* **Exercise data**:

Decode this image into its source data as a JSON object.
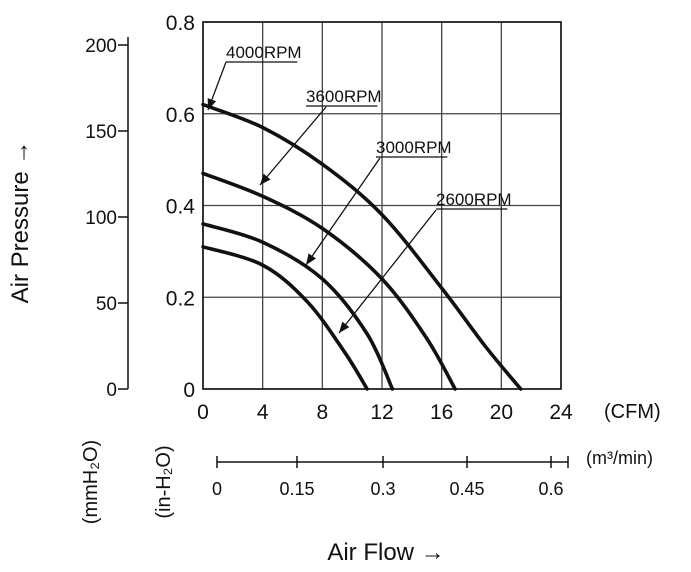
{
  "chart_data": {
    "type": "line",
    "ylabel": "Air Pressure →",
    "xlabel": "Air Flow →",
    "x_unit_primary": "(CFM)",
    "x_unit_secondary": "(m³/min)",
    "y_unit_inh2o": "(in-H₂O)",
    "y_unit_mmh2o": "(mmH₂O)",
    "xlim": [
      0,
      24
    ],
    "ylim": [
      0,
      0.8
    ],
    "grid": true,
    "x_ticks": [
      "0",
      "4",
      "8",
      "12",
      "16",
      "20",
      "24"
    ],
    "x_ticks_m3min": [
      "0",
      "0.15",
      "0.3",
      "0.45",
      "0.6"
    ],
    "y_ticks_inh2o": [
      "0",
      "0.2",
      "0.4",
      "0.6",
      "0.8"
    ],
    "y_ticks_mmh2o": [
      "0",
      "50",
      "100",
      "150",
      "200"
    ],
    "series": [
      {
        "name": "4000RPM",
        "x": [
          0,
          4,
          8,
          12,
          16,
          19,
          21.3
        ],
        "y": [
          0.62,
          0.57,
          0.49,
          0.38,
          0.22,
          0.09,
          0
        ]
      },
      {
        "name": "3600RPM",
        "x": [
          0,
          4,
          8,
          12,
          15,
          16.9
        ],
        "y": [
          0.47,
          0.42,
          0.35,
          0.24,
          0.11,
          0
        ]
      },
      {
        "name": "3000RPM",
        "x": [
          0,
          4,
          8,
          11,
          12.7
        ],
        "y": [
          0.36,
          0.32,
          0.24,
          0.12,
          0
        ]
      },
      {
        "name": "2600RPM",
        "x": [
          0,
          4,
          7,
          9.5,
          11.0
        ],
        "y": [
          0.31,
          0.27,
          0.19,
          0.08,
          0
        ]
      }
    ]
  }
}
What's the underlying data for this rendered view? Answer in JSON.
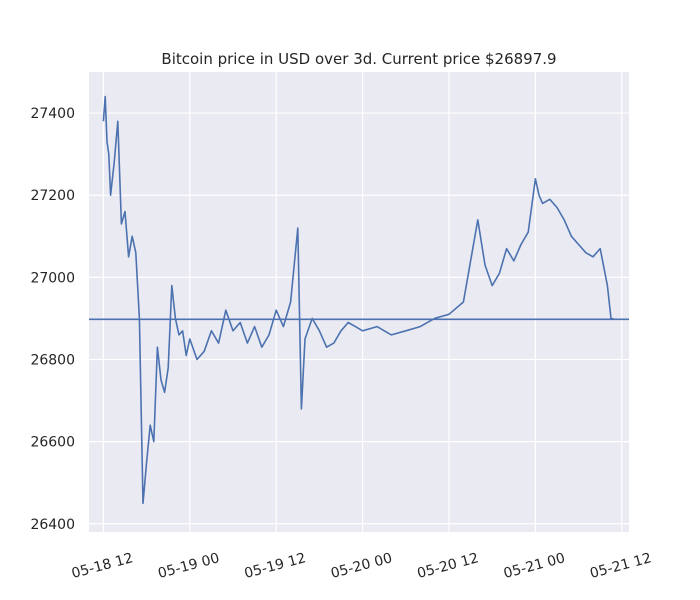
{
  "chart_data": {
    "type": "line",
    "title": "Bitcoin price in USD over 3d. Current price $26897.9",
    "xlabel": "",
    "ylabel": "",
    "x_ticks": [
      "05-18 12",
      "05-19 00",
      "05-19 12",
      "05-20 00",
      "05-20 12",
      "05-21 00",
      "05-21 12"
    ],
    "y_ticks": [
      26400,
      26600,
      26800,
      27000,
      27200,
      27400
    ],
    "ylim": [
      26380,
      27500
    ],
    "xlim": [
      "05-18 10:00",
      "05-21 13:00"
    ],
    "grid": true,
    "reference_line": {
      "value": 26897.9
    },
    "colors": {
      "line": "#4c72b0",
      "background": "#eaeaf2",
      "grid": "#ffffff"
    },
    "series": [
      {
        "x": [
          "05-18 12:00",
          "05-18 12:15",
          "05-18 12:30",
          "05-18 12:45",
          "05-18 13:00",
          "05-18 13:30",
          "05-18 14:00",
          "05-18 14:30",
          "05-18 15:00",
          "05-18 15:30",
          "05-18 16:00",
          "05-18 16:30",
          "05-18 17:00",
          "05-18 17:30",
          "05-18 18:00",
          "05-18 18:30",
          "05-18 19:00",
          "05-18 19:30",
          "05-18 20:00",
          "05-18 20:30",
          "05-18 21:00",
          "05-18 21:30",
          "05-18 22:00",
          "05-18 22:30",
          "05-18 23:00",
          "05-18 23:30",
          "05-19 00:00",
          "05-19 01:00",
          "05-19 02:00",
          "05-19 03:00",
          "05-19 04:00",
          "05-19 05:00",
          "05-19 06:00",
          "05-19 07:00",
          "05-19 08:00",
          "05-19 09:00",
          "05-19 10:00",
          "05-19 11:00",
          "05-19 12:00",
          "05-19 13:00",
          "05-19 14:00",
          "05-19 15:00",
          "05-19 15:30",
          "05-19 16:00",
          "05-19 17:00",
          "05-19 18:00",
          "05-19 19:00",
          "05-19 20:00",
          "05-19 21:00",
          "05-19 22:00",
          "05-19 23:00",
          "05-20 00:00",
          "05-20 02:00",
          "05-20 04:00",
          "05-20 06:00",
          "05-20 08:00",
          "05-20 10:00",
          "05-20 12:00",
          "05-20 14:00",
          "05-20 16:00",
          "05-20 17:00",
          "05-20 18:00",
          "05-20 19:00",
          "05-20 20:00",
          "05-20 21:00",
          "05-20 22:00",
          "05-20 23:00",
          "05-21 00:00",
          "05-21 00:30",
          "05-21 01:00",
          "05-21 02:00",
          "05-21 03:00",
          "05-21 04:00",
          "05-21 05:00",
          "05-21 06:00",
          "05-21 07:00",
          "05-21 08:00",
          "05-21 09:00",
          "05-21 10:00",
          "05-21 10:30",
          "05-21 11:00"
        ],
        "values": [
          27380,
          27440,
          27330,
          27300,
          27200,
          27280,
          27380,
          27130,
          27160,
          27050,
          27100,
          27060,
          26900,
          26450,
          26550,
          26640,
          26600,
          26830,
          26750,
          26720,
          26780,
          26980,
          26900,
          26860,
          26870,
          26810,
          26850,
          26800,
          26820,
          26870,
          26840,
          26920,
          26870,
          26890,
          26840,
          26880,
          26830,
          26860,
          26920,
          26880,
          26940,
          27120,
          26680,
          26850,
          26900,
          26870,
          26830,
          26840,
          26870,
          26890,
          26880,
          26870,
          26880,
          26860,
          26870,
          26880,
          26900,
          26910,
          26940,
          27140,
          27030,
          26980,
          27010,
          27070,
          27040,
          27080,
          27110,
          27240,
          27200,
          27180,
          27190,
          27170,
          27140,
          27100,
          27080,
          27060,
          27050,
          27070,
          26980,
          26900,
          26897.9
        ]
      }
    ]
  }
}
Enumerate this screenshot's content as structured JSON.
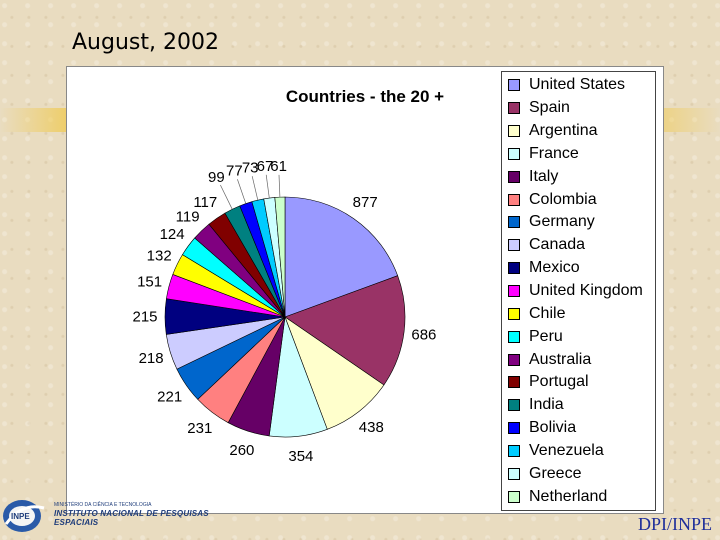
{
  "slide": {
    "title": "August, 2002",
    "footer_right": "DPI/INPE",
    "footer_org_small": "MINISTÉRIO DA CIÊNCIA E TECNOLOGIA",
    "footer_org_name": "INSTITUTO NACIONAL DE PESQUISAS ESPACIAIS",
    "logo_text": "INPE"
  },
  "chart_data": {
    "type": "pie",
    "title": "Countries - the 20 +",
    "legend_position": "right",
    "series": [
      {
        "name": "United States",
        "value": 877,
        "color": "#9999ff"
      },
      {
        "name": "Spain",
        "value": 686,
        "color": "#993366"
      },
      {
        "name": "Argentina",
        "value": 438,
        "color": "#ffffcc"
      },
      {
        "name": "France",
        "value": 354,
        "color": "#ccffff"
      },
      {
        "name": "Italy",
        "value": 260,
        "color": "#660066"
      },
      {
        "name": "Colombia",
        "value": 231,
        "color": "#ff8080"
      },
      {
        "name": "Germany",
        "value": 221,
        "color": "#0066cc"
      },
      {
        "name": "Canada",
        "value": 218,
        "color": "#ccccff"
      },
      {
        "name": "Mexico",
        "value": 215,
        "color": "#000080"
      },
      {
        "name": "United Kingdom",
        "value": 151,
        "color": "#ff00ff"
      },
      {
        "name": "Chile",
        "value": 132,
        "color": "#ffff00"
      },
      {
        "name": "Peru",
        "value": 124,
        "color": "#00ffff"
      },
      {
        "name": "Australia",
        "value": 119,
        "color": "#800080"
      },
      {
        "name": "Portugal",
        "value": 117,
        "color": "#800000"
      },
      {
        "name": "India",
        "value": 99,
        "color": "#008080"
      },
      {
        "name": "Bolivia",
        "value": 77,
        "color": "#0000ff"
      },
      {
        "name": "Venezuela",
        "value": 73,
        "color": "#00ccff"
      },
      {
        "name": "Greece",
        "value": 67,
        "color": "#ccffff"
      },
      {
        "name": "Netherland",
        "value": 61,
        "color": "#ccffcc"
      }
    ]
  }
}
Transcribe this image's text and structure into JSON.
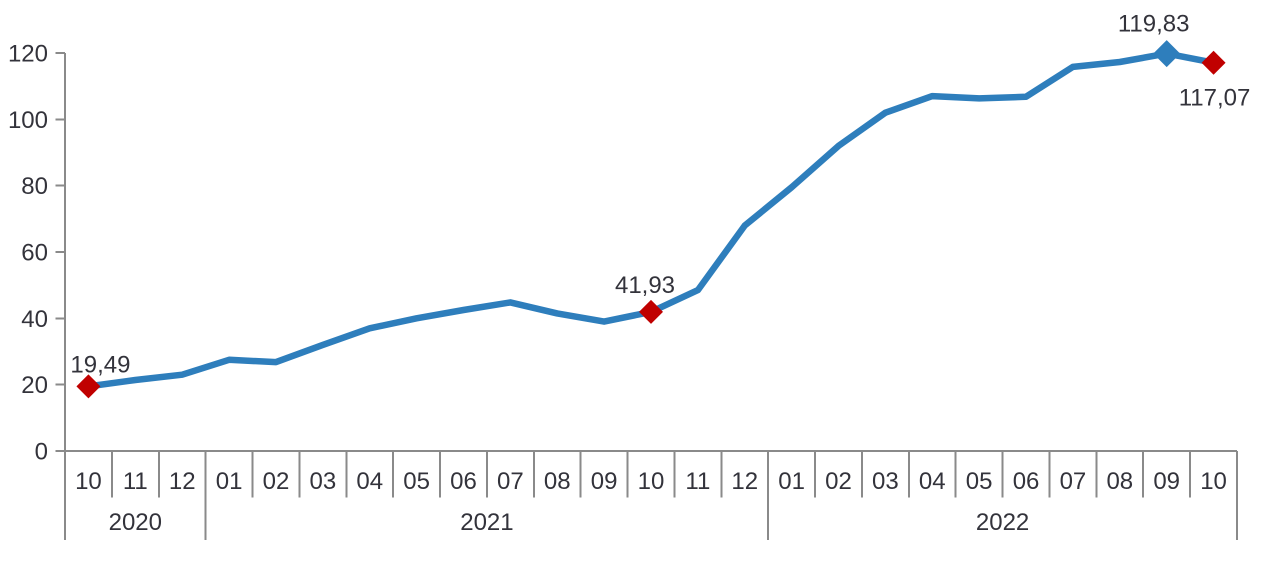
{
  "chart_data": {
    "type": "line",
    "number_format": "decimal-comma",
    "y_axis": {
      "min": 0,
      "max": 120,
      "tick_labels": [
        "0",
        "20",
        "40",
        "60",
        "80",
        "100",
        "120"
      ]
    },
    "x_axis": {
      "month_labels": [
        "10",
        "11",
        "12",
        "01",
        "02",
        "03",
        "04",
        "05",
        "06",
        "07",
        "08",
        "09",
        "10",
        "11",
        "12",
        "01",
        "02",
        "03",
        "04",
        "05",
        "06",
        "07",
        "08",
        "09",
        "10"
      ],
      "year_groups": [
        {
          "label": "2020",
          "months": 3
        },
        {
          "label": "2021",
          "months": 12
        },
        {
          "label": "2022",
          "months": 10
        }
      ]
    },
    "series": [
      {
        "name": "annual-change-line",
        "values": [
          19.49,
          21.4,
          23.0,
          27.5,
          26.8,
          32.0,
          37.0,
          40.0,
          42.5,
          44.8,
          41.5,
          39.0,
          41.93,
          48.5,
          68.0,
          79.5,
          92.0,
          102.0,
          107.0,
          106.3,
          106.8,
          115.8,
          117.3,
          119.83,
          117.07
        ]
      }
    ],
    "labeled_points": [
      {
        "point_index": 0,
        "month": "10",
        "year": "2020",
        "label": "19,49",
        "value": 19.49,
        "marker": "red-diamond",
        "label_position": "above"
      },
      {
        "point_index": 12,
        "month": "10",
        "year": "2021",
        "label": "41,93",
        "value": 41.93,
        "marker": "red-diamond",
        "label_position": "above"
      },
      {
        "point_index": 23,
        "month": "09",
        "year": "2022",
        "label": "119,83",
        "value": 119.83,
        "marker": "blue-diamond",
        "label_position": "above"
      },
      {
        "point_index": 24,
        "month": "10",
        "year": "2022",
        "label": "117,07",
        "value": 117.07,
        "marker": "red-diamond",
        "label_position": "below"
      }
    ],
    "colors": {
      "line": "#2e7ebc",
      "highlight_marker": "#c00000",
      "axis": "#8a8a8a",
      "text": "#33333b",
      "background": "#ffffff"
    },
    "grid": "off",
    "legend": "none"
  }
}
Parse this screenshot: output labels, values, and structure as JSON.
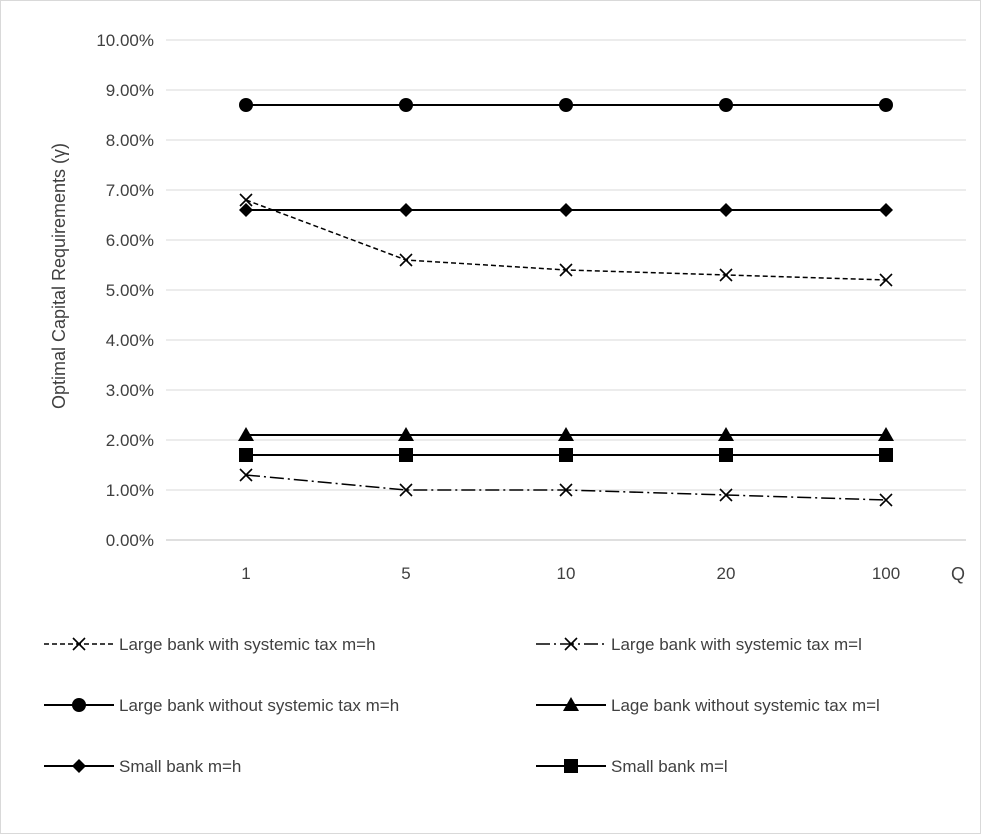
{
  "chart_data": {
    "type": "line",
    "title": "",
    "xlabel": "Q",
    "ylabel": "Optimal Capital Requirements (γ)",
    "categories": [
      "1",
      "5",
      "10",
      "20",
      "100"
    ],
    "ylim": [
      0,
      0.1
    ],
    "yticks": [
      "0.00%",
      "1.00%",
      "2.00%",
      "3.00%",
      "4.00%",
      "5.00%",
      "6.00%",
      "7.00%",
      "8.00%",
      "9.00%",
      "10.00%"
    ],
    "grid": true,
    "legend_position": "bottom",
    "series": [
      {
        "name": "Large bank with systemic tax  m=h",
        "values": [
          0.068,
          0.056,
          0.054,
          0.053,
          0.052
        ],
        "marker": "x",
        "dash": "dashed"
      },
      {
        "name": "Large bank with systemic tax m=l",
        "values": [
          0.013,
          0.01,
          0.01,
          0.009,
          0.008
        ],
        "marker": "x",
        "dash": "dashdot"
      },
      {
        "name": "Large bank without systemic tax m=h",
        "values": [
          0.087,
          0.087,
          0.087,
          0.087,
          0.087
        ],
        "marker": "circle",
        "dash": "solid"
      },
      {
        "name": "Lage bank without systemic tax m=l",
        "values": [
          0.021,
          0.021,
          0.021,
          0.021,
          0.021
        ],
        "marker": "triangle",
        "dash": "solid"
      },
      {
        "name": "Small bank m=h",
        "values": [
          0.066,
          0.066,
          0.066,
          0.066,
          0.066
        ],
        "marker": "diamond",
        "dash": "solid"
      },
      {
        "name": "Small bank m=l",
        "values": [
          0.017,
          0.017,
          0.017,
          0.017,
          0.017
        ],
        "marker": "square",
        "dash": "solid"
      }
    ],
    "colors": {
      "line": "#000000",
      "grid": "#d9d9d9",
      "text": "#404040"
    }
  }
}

* **The exercise**:
Copy all lines of the listing above that contain the string "Large".

* **Answer to this task**:
        "name": "Large bank with systemic tax  m=h",
        "name": "Large bank with systemic tax m=l",
        "name": "Large bank without systemic tax m=h",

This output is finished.